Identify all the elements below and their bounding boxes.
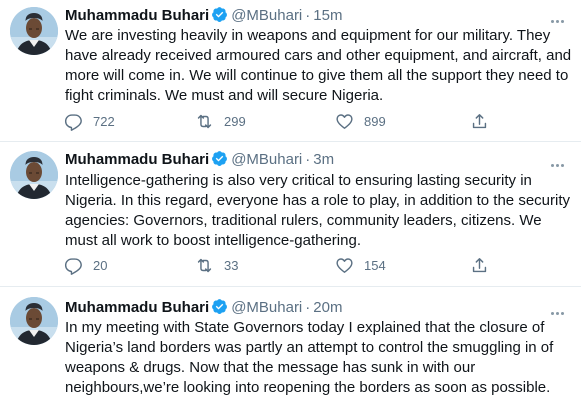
- like-button[interactable]: 154: [335, 253, 386, 277]
- avatar[interactable]: [10, 297, 58, 345]
- retweet-button[interactable]: 299: [195, 109, 246, 133]
- separator-dot: ·: [305, 299, 311, 316]
- author-name[interactable]: Muhammadu Buhari: [65, 299, 209, 316]
- avatar[interactable]: [10, 7, 58, 55]
- separator-dot: ·: [305, 7, 311, 24]
- reply-icon: [64, 112, 83, 131]
- tweet-header: Muhammadu Buhari @MBuhari · 3m: [65, 150, 551, 170]
- more-icon[interactable]: [551, 154, 569, 167]
- separator-dot: ·: [305, 151, 311, 168]
- like-count: 154: [364, 257, 386, 273]
- tweet-actions: 20 33 154: [62, 253, 502, 277]
- tweet-time[interactable]: 20m: [313, 299, 342, 316]
- retweet-count: 33: [224, 257, 239, 273]
- more-icon[interactable]: [551, 302, 569, 315]
- heart-icon: [335, 112, 354, 131]
- retweet-count: 299: [224, 113, 246, 129]
- avatar[interactable]: [10, 151, 58, 199]
- author-handle[interactable]: @MBuhari: [231, 299, 302, 316]
- reply-button[interactable]: 20: [64, 253, 107, 277]
- tweet-header: Muhammadu Buhari @MBuhari · 15m: [65, 6, 551, 26]
- verified-badge-icon: [211, 298, 228, 315]
- retweet-icon: [195, 256, 214, 275]
- heart-icon: [335, 256, 354, 275]
- tweet-actions: 722 299 899: [62, 109, 502, 133]
- like-button[interactable]: 899: [335, 109, 386, 133]
- tweet-text: We are investing heavily in weapons and …: [65, 27, 572, 104]
- share-icon: [470, 256, 489, 275]
- reply-button[interactable]: 722: [64, 109, 115, 133]
- tweet-text: In my meeting with State Governors today…: [65, 319, 554, 396]
- author-handle[interactable]: @MBuhari: [231, 151, 302, 168]
- tweet-time[interactable]: 3m: [313, 151, 334, 168]
- tweet[interactable]: Muhammadu Buhari @MBuhari · 20m In my meeti…: [0, 287, 581, 403]
- tweet-text: Intelligence-gathering is also very crit…: [65, 172, 570, 249]
- author-name[interactable]: Muhammadu Buhari: [65, 7, 209, 24]
- share-button[interactable]: [470, 109, 499, 133]
- retweet-button[interactable]: 33: [195, 253, 238, 277]
- author-name[interactable]: Muhammadu Buhari: [65, 151, 209, 168]
- verified-badge-icon: [211, 6, 228, 23]
- reply-count: 20: [93, 257, 108, 273]
- tweet-header: Muhammadu Buhari @MBuhari · 20m: [65, 298, 551, 318]
- like-count: 899: [364, 113, 386, 129]
- reply-icon: [64, 256, 83, 275]
- share-icon: [470, 112, 489, 131]
- tweet-time[interactable]: 15m: [313, 7, 342, 24]
- verified-badge-icon: [211, 150, 228, 167]
- retweet-icon: [195, 112, 214, 131]
- tweet[interactable]: Muhammadu Buhari @MBuhari · 3m Intelligence…: [0, 142, 581, 287]
- author-handle[interactable]: @MBuhari: [231, 7, 302, 24]
- reply-count: 722: [93, 113, 115, 129]
- tweet[interactable]: Muhammadu Buhari @MBuhari · 15m We are inve…: [0, 0, 581, 142]
- share-button[interactable]: [470, 253, 499, 277]
- more-icon[interactable]: [551, 10, 569, 23]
■ ■ ■ ■
INSTRUCTION: Rewrite all the lines above, replacing "heart-icon" with "like-icon" wherever it occurs and keeping everything else the same. Omit the picture from your answer.

FULL SOLUTION:
Identify all the elements below and their bounding boxes.
- like-button[interactable]: 154: [335, 253, 386, 277]
- avatar[interactable]: [10, 297, 58, 345]
- retweet-button[interactable]: 299: [195, 109, 246, 133]
- separator-dot: ·: [305, 299, 311, 316]
- author-name[interactable]: Muhammadu Buhari: [65, 299, 209, 316]
- avatar[interactable]: [10, 7, 58, 55]
- separator-dot: ·: [305, 7, 311, 24]
- reply-icon: [64, 112, 83, 131]
- tweet-header: Muhammadu Buhari @MBuhari · 3m: [65, 150, 551, 170]
- more-icon[interactable]: [551, 154, 569, 167]
- separator-dot: ·: [305, 151, 311, 168]
- like-count: 154: [364, 257, 386, 273]
- tweet-actions: 20 33 154: [62, 253, 502, 277]
- tweet-time[interactable]: 20m: [313, 299, 342, 316]
- retweet-count: 33: [224, 257, 239, 273]
- more-icon[interactable]: [551, 302, 569, 315]
- like-icon: [335, 112, 354, 131]
- retweet-count: 299: [224, 113, 246, 129]
- avatar[interactable]: [10, 151, 58, 199]
- author-handle[interactable]: @MBuhari: [231, 299, 302, 316]
- reply-button[interactable]: 20: [64, 253, 107, 277]
- tweet-header: Muhammadu Buhari @MBuhari · 15m: [65, 6, 551, 26]
- verified-badge-icon: [211, 298, 228, 315]
- retweet-icon: [195, 256, 214, 275]
- like-icon: [335, 256, 354, 275]
- tweet-actions: 722 299 899: [62, 109, 502, 133]
- like-button[interactable]: 899: [335, 109, 386, 133]
- tweet-text: We are investing heavily in weapons and …: [65, 27, 572, 104]
- share-icon: [470, 256, 489, 275]
- reply-button[interactable]: 722: [64, 109, 115, 133]
- tweet-text: In my meeting with State Governors today…: [65, 319, 554, 396]
- author-handle[interactable]: @MBuhari: [231, 151, 302, 168]
- tweet-time[interactable]: 3m: [313, 151, 334, 168]
- tweet[interactable]: Muhammadu Buhari @MBuhari · 20m In my meeti…: [0, 287, 581, 403]
- tweet-text: Intelligence-gathering is also very crit…: [65, 172, 570, 249]
- author-name[interactable]: Muhammadu Buhari: [65, 7, 209, 24]
- share-button[interactable]: [470, 109, 499, 133]
- retweet-button[interactable]: 33: [195, 253, 238, 277]
- author-name[interactable]: Muhammadu Buhari: [65, 151, 209, 168]
- verified-badge-icon: [211, 6, 228, 23]
- reply-count: 20: [93, 257, 108, 273]
- tweet-header: Muhammadu Buhari @MBuhari · 20m: [65, 298, 551, 318]
- like-count: 899: [364, 113, 386, 129]
- reply-icon: [64, 256, 83, 275]
- share-icon: [470, 112, 489, 131]
- tweet-time[interactable]: 15m: [313, 7, 342, 24]
- verified-badge-icon: [211, 150, 228, 167]
- retweet-icon: [195, 112, 214, 131]
- tweet[interactable]: Muhammadu Buhari @MBuhari · 3m Intelligence…: [0, 142, 581, 287]
- author-handle[interactable]: @MBuhari: [231, 7, 302, 24]
- reply-count: 722: [93, 113, 115, 129]
- tweet[interactable]: Muhammadu Buhari @MBuhari · 15m We are inve…: [0, 0, 581, 142]
- share-button[interactable]: [470, 253, 499, 277]
- more-icon[interactable]: [551, 10, 569, 23]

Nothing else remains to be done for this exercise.